── Items ──

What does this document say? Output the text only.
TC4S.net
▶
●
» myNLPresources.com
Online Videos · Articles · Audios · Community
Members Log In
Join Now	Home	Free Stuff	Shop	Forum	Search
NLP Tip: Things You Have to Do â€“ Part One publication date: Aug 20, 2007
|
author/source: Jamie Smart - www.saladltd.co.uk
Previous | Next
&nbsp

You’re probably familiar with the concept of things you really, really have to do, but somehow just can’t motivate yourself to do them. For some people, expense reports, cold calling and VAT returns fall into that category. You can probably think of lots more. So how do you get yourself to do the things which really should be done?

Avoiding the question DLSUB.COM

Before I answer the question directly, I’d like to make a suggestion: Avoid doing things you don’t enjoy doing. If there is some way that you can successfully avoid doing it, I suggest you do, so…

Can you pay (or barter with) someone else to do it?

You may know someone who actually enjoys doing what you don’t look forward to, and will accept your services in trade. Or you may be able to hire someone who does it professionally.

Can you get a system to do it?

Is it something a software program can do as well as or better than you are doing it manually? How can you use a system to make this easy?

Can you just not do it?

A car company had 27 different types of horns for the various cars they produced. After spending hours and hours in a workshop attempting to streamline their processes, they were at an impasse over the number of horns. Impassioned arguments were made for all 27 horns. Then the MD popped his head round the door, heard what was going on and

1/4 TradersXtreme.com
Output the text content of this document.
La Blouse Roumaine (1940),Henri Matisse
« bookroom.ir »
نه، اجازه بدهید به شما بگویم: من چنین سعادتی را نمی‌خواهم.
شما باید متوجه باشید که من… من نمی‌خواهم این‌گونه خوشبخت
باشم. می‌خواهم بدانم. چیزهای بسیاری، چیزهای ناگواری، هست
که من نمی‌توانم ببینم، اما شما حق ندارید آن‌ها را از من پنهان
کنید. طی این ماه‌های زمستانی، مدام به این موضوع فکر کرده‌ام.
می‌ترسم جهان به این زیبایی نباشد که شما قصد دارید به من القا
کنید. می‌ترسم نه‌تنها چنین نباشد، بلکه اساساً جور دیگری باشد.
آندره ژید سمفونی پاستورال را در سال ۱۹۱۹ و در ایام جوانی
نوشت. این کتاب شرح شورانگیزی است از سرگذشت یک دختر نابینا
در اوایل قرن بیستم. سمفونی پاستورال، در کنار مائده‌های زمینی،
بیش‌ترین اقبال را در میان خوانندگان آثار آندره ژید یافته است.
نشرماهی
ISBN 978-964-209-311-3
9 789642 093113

───

Set task
All of the records must be retyped exactly as they are.

Final result
What does this document say? Output the text only.
TC4S.net
▶
●
» myNLPresources.com
Online Videos · Articles · Audios · Community
Members Log In
Join Now	Home	Free Stuff	Shop	Forum	Search
NLP Tip: Things You Have to Do â€“ Part One publication date: Aug 20, 2007
|
author/source: Jamie Smart - www.saladltd.co.uk
Previous | Next
&nbsp

You’re probably familiar with the concept of things you really, really have to do, but somehow just can’t motivate yourself to do them. For some people, expense reports, cold calling and VAT returns fall into that category. You can probably think of lots more. So how do you get yourself to do the things which really should be done?

Avoiding the question DLSUB.COM

Before I answer the question directly, I’d like to make a suggestion: Avoid doing things you don’t enjoy doing. If there is some way that you can successfully avoid doing it, I suggest you do, so…

Can you pay (or barter with) someone else to do it?

You may know someone who actually enjoys doing what you don’t look forward to, and will accept your services in trade. Or you may be able to hire someone who does it professionally.

Can you get a system to do it?

Is it something a software program can do as well as or better than you are doing it manually? How can you use a system to make this easy?

Can you just not do it?

A car company had 27 different types of horns for the various cars they produced. After spending hours and hours in a workshop attempting to streamline their processes, they were at an impasse over the number of horns. Impassioned arguments were made for all 27 horns. Then the MD popped his head round the door, heard what was going on and

1/4 TradersXtreme.com
Output the text content of this document.
La Blouse Roumaine (1940),Henri Matisse
« bookroom.ir »
نه، اجازه بدهید به شما بگویم: من چنین سعادتی را نمی‌خواهم.
شما باید متوجه باشید که من… من نمی‌خواهم این‌گونه خوشبخت
باشم. می‌خواهم بدانم. چیزهای بسیاری، چیزهای ناگواری، هست
که من نمی‌توانم ببینم، اما شما حق ندارید آن‌ها را از من پنهان
کنید. طی این ماه‌های زمستانی، مدام به این موضوع فکر کرده‌ام.
می‌ترسم جهان به این زیبایی نباشد که شما قصد دارید به من القا
کنید. می‌ترسم نه‌تنها چنین نباشد، بلکه اساساً جور دیگری باشد.
آندره ژید سمفونی پاستورال را در سال ۱۹۱۹ و در ایام جوانی
نوشت. این کتاب شرح شورانگیزی است از سرگذشت یک دختر نابینا
در اوایل قرن بیستم. سمفونی پاستورال، در کنار مائده‌های زمینی،
بیش‌ترین اقبال را در میان خوانندگان آثار آندره ژید یافته است.
نشرماهی
ISBN 978-964-209-311-3
9 789642 093113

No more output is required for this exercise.